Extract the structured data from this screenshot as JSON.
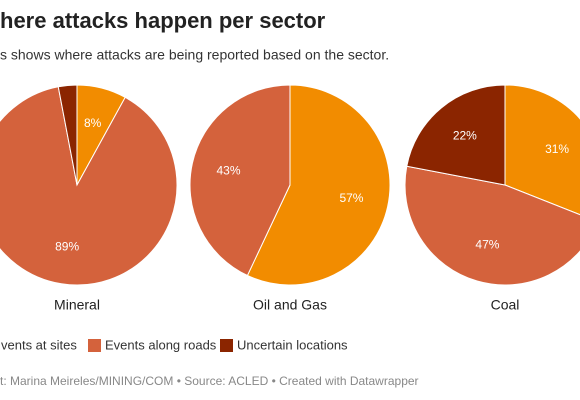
{
  "title": "here attacks happen per sector",
  "subtitle": "s shows where attacks are being reported based on the sector.",
  "legend": {
    "names": [
      "vents at sites",
      "Events along roads",
      "Uncertain locations"
    ],
    "colors": [
      "#f28c00",
      "#d4623c",
      "#8b2500"
    ]
  },
  "footer": "t: Marina Meireles/MINING/COM • Source: ACLED • Created with Datawrapper",
  "chart_data": [
    {
      "type": "pie",
      "title": "Mineral",
      "values": [
        8,
        89,
        3
      ],
      "value_labels": [
        "8%",
        "89%",
        null
      ],
      "colors": [
        "#f28c00",
        "#d4623c",
        "#8b2500"
      ]
    },
    {
      "type": "pie",
      "title": "Oil and Gas",
      "values": [
        57,
        43
      ],
      "value_labels": [
        "57%",
        "43%"
      ],
      "colors": [
        "#f28c00",
        "#d4623c"
      ]
    },
    {
      "type": "pie",
      "title": "Coal",
      "values": [
        31,
        47,
        22
      ],
      "value_labels": [
        "31%",
        "47%",
        "22%"
      ],
      "colors": [
        "#f28c00",
        "#d4623c",
        "#8b2500"
      ]
    }
  ]
}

##########

▸ Given exercise
Each line in the listing above that contains "sector" should be copied.

▸ Written response
  "title": "here attacks happen per sector",
  "subtitle": "s shows where attacks are being reported based on the sector.",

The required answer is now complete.